• _GIVEN PROBLEM_
Render the following material again verbatim, leaving nothing out.

• _EXERCISE INPUT_

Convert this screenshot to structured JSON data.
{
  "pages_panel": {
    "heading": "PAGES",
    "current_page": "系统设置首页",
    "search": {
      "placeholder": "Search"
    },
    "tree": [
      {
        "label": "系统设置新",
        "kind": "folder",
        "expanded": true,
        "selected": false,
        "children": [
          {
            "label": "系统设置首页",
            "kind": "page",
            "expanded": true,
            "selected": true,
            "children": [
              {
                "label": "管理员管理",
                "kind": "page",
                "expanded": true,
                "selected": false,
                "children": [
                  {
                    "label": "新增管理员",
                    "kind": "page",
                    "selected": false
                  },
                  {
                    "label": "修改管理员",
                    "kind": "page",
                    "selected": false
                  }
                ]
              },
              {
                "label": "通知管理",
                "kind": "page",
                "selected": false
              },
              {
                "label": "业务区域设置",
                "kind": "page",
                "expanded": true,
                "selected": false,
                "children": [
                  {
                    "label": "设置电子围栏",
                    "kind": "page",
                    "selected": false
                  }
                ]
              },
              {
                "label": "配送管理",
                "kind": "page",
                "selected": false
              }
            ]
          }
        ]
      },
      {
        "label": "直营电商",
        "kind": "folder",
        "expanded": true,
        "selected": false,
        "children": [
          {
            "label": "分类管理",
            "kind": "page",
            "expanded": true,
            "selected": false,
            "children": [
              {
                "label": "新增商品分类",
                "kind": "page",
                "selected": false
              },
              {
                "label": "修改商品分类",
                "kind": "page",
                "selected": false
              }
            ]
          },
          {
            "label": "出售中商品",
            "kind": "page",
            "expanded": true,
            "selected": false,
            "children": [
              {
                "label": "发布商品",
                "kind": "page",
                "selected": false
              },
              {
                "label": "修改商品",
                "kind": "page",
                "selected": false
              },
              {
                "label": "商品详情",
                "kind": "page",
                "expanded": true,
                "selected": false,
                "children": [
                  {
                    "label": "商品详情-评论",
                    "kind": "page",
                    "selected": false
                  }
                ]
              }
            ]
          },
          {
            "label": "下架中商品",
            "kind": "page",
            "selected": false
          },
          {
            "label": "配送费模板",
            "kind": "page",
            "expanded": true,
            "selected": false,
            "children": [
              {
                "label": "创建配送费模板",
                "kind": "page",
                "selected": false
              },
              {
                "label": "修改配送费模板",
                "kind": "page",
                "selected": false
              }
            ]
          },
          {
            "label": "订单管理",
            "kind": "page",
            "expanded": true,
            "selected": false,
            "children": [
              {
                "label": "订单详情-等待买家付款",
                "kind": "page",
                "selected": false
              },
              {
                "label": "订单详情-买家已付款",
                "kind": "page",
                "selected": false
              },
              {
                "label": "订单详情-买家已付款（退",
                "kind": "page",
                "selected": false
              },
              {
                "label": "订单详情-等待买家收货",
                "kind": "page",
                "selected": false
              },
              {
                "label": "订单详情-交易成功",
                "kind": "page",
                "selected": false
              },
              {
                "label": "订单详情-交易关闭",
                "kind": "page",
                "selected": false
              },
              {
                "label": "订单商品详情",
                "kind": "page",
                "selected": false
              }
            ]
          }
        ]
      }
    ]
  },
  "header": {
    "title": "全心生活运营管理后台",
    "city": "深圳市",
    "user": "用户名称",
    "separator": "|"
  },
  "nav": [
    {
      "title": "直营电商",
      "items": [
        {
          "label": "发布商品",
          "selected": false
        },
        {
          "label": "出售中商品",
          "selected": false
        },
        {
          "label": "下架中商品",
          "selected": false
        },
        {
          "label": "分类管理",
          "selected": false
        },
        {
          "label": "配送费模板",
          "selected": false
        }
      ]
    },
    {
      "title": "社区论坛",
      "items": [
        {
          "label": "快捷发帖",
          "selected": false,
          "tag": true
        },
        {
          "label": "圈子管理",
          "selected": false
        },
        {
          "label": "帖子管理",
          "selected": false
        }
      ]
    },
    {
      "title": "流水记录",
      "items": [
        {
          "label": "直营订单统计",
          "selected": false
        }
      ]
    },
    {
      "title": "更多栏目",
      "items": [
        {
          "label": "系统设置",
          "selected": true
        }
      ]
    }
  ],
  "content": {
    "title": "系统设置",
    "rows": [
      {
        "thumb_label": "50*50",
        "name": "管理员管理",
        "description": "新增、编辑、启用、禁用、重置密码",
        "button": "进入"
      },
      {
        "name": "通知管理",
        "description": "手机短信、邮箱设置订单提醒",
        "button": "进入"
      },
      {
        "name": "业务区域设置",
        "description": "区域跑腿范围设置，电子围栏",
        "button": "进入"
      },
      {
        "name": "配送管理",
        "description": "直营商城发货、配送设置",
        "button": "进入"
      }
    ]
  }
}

• _TASK RESPONSE_
Convert this screenshot to structured JSON data.
{
  "pages_panel": {
    "heading": "PAGES",
    "current_page": "系统设置首页",
    "search": {
      "placeholder": "Search"
    },
    "tree": [
      {
        "label": "系统设置新",
        "kind": "folder",
        "expanded": true,
        "selected": false,
        "children": [
          {
            "label": "系统设置首页",
            "kind": "page",
            "expanded": true,
            "selected": true,
            "children": [
              {
                "label": "管理员管理",
                "kind": "page",
                "expanded": true,
                "selected": false,
                "children": [
                  {
                    "label": "新增管理员",
                    "kind": "page",
                    "selected": false
                  },
                  {
                    "label": "修改管理员",
                    "kind": "page",
                    "selected": false
                  }
                ]
              },
              {
                "label": "通知管理",
                "kind": "page",
                "selected": false
              },
              {
                "label": "业务区域设置",
                "kind": "page",
                "expanded": true,
                "selected": false,
                "children": [
                  {
                    "label": "设置电子围栏",
                    "kind": "page",
                    "selected": false
                  }
                ]
              },
              {
                "label": "配送管理",
                "kind": "page",
                "selected": false
              }
            ]
          }
        ]
      },
      {
        "label": "直营电商",
        "kind": "folder",
        "expanded": true,
        "selected": false,
        "children": [
          {
            "label": "分类管理",
            "kind": "page",
            "expanded": true,
            "selected": false,
            "children": [
              {
                "label": "新增商品分类",
                "kind": "page",
                "selected": false
              },
              {
                "label": "修改商品分类",
                "kind": "page",
                "selected": false
              }
            ]
          },
          {
            "label": "出售中商品",
            "kind": "page",
            "expanded": true,
            "selected": false,
            "children": [
              {
                "label": "发布商品",
                "kind": "page",
                "selected": false
              },
              {
                "label": "修改商品",
                "kind": "page",
                "selected": false
              },
              {
                "label": "商品详情",
                "kind": "page",
                "expanded": true,
                "selected": false,
                "children": [
                  {
                    "label": "商品详情-评论",
                    "kind": "page",
                    "selected": false
                  }
                ]
              }
            ]
          },
          {
            "label": "下架中商品",
            "kind": "page",
            "selected": false
          },
          {
            "label": "配送费模板",
            "kind": "page",
            "expanded": true,
            "selected": false,
            "children": [
              {
                "label": "创建配送费模板",
                "kind": "page",
                "selected": false
              },
              {
                "label": "修改配送费模板",
                "kind": "page",
                "selected": false
              }
            ]
          },
          {
            "label": "订单管理",
            "kind": "page",
            "expanded": true,
            "selected": false,
            "children": [
              {
                "label": "订单详情-等待买家付款",
                "kind": "page",
                "selected": false
              },
              {
                "label": "订单详情-买家已付款",
                "kind": "page",
                "selected": false
              },
              {
                "label": "订单详情-买家已付款（退",
                "kind": "page",
                "selected": false
              },
              {
                "label": "订单详情-等待买家收货",
                "kind": "page",
                "selected": false
              },
              {
                "label": "订单详情-交易成功",
                "kind": "page",
                "selected": false
              },
              {
                "label": "订单详情-交易关闭",
                "kind": "page",
                "selected": false
              },
              {
                "label": "订单商品详情",
                "kind": "page",
                "selected": false
              }
            ]
          }
        ]
      }
    ]
  },
  "header": {
    "title": "全心生活运营管理后台",
    "city": "深圳市",
    "user": "用户名称",
    "separator": "|"
  },
  "nav": [
    {
      "title": "直营电商",
      "items": [
        {
          "label": "发布商品",
          "selected": false
        },
        {
          "label": "出售中商品",
          "selected": false
        },
        {
          "label": "下架中商品",
          "selected": false
        },
        {
          "label": "分类管理",
          "selected": false
        },
        {
          "label": "配送费模板",
          "selected": false
        }
      ]
    },
    {
      "title": "社区论坛",
      "items": [
        {
          "label": "快捷发帖",
          "selected": false,
          "tag": true
        },
        {
          "label": "圈子管理",
          "selected": false
        },
        {
          "label": "帖子管理",
          "selected": false
        }
      ]
    },
    {
      "title": "流水记录",
      "items": [
        {
          "label": "直营订单统计",
          "selected": false
        }
      ]
    },
    {
      "title": "更多栏目",
      "items": [
        {
          "label": "系统设置",
          "selected": true
        }
      ]
    }
  ],
  "content": {
    "title": "系统设置",
    "rows": [
      {
        "thumb_label": "50*50",
        "name": "管理员管理",
        "description": "新增、编辑、启用、禁用、重置密码",
        "button": "进入"
      },
      {
        "name": "通知管理",
        "description": "手机短信、邮箱设置订单提醒",
        "button": "进入"
      },
      {
        "name": "业务区域设置",
        "description": "区域跑腿范围设置，电子围栏",
        "button": "进入"
      },
      {
        "name": "配送管理",
        "description": "直营商城发货、配送设置",
        "button": "进入"
      }
    ]
  }
}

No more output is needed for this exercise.